***** Material to process *****
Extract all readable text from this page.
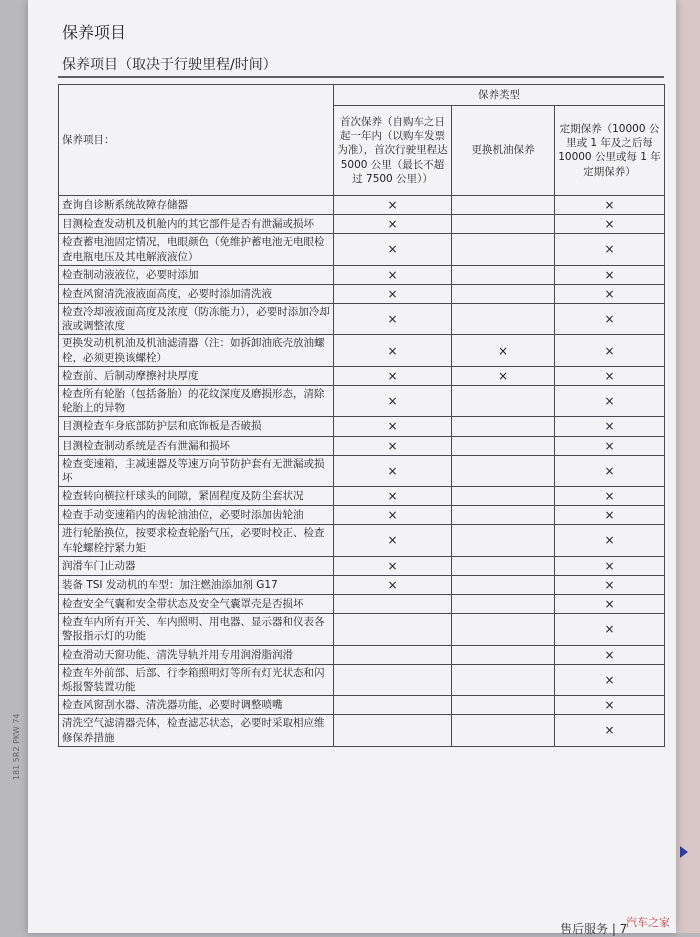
保养项目
保养项目（取决于行驶里程/时间）
保养项目：	保养类型		
	首次保养（自购车之日起一年内（以购车发票为准），首次行驶里程达 5000 公里（最长不超过 7500 公里））	更换机油保养	定期保养（10000 公里或 1 年及之后每 10000 公里或每 1 年定期保养）
查询自诊断系统故障存储器	×		×
目测检查发动机及机舱内的其它部件是否有泄漏或损坏	×		×
检查蓄电池固定情况，电眼颜色（免维护蓄电池无电眼检查电瓶电压及其电解液液位）	×		×
检查制动液液位，必要时添加	×		×
检查风窗清洗液液面高度，必要时添加清洗液	×		×
检查冷却液液面高度及浓度（防冻能力），必要时添加冷却液或调整浓度	×		×
更换发动机机油及机油滤清器（注：如拆卸油底壳放油螺栓，必须更换该螺栓）	×	×	×
检查前、后制动摩擦衬块厚度	×	×	×
检查所有轮胎（包括备胎）的花纹深度及磨损形态，清除轮胎上的异物	×		×
目测检查车身底部防护层和底饰板是否破损	×		×
目测检查制动系统是否有泄漏和损坏	×		×
检查变速箱，主减速器及等速万向节防护套有无泄漏或损坏	×		×
检查转向横拉杆球头的间隙，紧固程度及防尘套状况	×		×
检查手动变速箱内的齿轮油油位，必要时添加齿轮油	×		×
进行轮胎换位，按要求检查轮胎气压，必要时校正、检查车轮螺栓拧紧力矩	×		×
润滑车门止动器	×		×
装备 TSI 发动机的车型：加注燃油添加剂 G17	×		×
检查安全气囊和安全带状态及安全气囊罩壳是否损坏			×
检查车内所有开关、车内照明、用电器、显示器和仪表各警报指示灯的功能			×
检查滑动天窗功能、清洗导轨并用专用润滑脂润滑			×
检查车外前部、后部、行李箱照明灯等所有灯光状态和闪烁报警装置功能			×
检查风窗刮水器、清洗器功能，必要时调整喷嘴			×
清洗空气滤清器壳体，检查滤芯状态，必要时采取相应维修保养措施			×
181 5R2 PKW 74
售后服务 | 7
汽车之家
*****
> _Exercise requirements_:
Output the entries above exactly. Drop the pictures.

> _Exercise answer_:
Extract all readable text from this page.
保养项目
保养项目（取决于行驶里程/时间）
保养项目：	保养类型		
	首次保养（自购车之日起一年内（以购车发票为准），首次行驶里程达 5000 公里（最长不超过 7500 公里））	更换机油保养	定期保养（10000 公里或 1 年及之后每 10000 公里或每 1 年定期保养）
查询自诊断系统故障存储器	×		×
目测检查发动机及机舱内的其它部件是否有泄漏或损坏	×		×
检查蓄电池固定情况，电眼颜色（免维护蓄电池无电眼检查电瓶电压及其电解液液位）	×		×
检查制动液液位，必要时添加	×		×
检查风窗清洗液液面高度，必要时添加清洗液	×		×
检查冷却液液面高度及浓度（防冻能力），必要时添加冷却液或调整浓度	×		×
更换发动机机油及机油滤清器（注：如拆卸油底壳放油螺栓，必须更换该螺栓）	×	×	×
检查前、后制动摩擦衬块厚度	×	×	×
检查所有轮胎（包括备胎）的花纹深度及磨损形态，清除轮胎上的异物	×		×
目测检查车身底部防护层和底饰板是否破损	×		×
目测检查制动系统是否有泄漏和损坏	×		×
检查变速箱，主减速器及等速万向节防护套有无泄漏或损坏	×		×
检查转向横拉杆球头的间隙，紧固程度及防尘套状况	×		×
检查手动变速箱内的齿轮油油位，必要时添加齿轮油	×		×
进行轮胎换位，按要求检查轮胎气压，必要时校正、检查车轮螺栓拧紧力矩	×		×
润滑车门止动器	×		×
装备 TSI 发动机的车型：加注燃油添加剂 G17	×		×
检查安全气囊和安全带状态及安全气囊罩壳是否损坏			×
检查车内所有开关、车内照明、用电器、显示器和仪表各警报指示灯的功能			×
检查滑动天窗功能、清洗导轨并用专用润滑脂润滑			×
检查车外前部、后部、行李箱照明灯等所有灯光状态和闪烁报警装置功能			×
检查风窗刮水器、清洗器功能，必要时调整喷嘴			×
清洗空气滤清器壳体，检查滤芯状态，必要时采取相应维修保养措施			×
181 5R2 PKW 74
售后服务 | 7
汽车之家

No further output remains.